Data entries:
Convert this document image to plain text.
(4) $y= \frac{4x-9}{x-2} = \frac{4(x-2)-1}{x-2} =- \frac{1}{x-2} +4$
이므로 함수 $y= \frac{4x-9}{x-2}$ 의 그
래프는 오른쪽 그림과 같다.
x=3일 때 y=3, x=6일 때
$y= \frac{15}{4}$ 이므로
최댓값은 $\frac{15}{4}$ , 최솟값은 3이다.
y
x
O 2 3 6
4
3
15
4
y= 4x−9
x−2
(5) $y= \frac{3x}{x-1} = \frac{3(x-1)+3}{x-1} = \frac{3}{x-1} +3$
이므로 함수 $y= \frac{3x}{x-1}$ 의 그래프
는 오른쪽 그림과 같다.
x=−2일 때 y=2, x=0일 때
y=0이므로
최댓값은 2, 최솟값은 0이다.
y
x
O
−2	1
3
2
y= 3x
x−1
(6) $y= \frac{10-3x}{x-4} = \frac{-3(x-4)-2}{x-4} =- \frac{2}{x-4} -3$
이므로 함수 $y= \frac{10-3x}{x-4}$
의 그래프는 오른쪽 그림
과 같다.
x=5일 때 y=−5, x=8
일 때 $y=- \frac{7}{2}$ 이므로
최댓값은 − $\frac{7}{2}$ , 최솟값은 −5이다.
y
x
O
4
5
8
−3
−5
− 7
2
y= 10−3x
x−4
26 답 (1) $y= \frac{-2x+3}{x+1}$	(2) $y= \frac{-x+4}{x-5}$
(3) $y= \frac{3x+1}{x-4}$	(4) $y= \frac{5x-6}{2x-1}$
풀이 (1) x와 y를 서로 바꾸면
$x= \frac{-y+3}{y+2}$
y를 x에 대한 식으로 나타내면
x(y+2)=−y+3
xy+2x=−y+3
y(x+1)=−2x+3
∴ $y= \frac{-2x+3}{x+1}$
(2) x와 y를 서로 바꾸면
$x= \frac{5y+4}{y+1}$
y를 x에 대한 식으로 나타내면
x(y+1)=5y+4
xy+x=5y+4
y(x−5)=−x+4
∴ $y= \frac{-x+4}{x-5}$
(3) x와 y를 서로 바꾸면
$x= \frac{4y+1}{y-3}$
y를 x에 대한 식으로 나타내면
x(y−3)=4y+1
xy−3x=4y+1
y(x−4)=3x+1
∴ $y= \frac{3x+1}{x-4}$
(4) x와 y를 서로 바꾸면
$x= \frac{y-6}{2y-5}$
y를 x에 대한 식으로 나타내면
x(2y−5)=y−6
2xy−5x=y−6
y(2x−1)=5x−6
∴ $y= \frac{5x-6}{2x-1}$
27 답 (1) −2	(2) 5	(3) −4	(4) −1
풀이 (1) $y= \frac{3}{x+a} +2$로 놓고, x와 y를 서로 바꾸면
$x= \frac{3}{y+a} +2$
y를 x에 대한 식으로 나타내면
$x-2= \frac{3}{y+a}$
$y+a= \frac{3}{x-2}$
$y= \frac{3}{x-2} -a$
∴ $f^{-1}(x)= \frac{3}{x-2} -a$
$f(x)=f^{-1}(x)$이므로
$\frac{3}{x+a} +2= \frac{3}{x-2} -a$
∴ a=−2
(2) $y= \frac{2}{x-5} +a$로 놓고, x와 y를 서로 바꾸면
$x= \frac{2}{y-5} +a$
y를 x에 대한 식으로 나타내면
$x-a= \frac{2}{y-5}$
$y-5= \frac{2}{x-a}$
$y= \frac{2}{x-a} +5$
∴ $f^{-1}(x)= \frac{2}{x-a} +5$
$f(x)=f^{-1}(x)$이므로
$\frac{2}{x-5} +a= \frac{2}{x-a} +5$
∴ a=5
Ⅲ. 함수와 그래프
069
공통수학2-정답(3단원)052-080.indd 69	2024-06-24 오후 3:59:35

Exercise goal: Within the data above, pick out all lines holding the word "최솟값은".

Exercise result:
최댓값은 $\frac{15}{4}$ , 최솟값은 3이다.
최댓값은 2, 최솟값은 0이다.
최댓값은 − $\frac{7}{2}$ , 최솟값은 −5이다.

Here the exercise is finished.